======== Data entries ========

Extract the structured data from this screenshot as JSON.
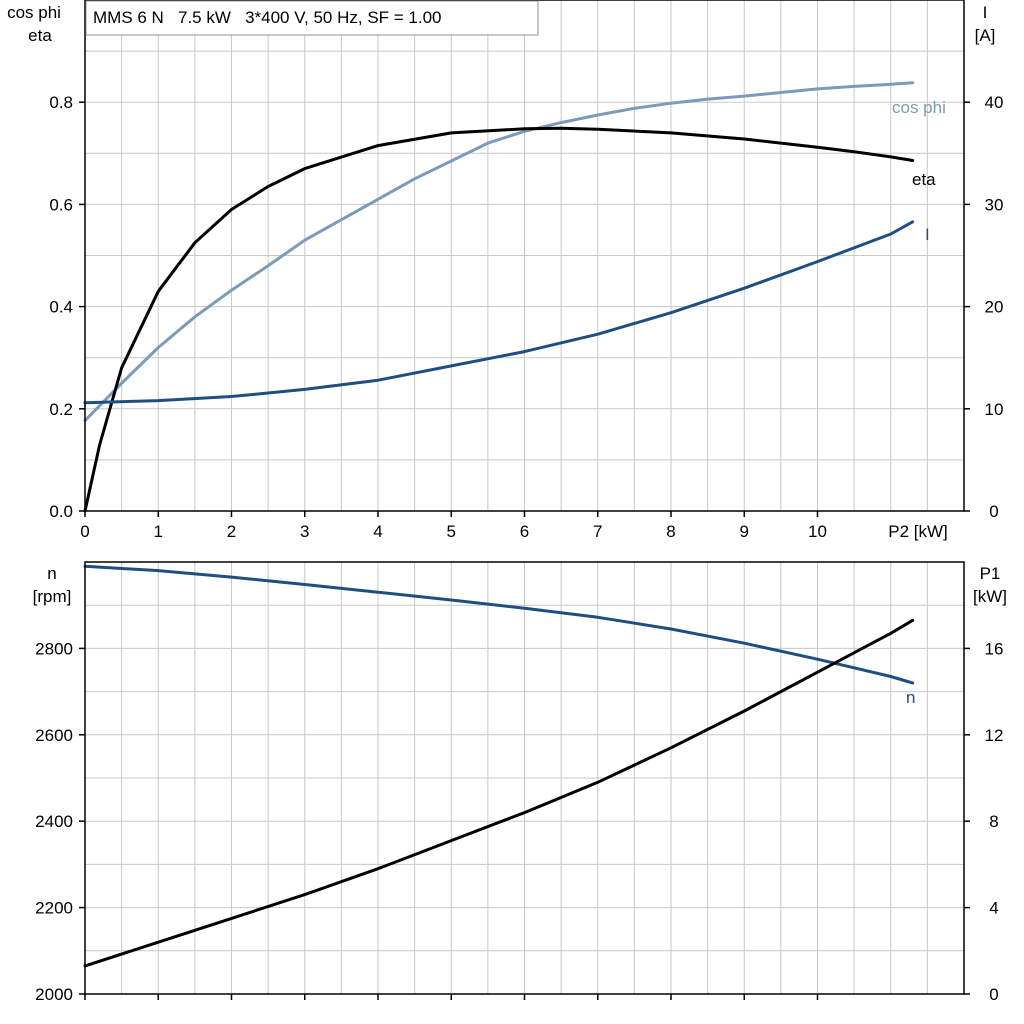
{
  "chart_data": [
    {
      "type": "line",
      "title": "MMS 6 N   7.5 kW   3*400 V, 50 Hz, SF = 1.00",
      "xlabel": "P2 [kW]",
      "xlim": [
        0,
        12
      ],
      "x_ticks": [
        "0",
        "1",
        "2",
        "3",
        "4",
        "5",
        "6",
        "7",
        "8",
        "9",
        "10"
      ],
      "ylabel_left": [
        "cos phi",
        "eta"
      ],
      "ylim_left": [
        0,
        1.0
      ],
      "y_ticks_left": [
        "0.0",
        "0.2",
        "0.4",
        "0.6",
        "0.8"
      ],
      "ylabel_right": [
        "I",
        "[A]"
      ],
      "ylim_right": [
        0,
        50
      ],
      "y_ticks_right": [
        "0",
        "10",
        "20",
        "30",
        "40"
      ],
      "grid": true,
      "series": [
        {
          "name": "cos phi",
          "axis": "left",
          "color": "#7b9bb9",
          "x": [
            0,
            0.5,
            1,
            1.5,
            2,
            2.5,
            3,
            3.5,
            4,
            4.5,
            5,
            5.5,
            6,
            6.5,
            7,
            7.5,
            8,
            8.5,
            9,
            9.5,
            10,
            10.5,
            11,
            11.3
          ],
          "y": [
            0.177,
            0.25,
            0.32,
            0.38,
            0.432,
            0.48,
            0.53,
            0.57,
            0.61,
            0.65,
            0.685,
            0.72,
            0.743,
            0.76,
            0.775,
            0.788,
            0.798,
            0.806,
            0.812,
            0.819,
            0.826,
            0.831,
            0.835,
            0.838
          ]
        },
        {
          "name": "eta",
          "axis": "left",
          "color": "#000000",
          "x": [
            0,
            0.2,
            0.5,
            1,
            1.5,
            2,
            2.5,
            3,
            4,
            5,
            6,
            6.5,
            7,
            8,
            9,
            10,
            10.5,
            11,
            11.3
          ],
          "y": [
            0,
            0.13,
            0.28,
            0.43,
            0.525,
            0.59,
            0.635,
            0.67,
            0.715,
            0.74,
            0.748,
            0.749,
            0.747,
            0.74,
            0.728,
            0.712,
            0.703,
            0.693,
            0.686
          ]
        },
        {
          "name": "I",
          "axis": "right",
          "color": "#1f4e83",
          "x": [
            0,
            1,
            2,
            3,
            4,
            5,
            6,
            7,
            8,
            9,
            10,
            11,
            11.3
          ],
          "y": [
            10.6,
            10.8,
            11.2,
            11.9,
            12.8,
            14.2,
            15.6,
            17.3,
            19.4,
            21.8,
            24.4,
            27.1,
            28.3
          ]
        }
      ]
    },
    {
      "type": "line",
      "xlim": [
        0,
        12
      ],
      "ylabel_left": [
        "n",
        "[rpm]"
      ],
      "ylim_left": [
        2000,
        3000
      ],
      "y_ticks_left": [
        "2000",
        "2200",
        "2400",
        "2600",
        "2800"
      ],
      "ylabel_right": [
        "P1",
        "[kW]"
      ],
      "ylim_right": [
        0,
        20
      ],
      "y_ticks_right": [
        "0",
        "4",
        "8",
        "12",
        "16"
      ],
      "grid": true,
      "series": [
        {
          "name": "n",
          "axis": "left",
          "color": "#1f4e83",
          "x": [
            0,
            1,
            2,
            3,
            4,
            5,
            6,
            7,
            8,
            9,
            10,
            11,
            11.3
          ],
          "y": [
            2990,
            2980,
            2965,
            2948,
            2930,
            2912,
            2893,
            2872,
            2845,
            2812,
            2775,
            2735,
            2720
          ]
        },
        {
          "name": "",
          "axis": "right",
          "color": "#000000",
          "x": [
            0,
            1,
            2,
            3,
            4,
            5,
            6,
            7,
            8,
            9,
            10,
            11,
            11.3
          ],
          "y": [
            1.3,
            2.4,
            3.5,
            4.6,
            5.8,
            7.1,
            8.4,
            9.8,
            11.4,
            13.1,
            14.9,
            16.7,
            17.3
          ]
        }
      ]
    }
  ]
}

========

Objective: Where a line holds "name", copy it out.

Response to this exercise:
          "name": "cos phi",
          "name": "eta",
          "name": "I",
          "name": "n",
          "name": "",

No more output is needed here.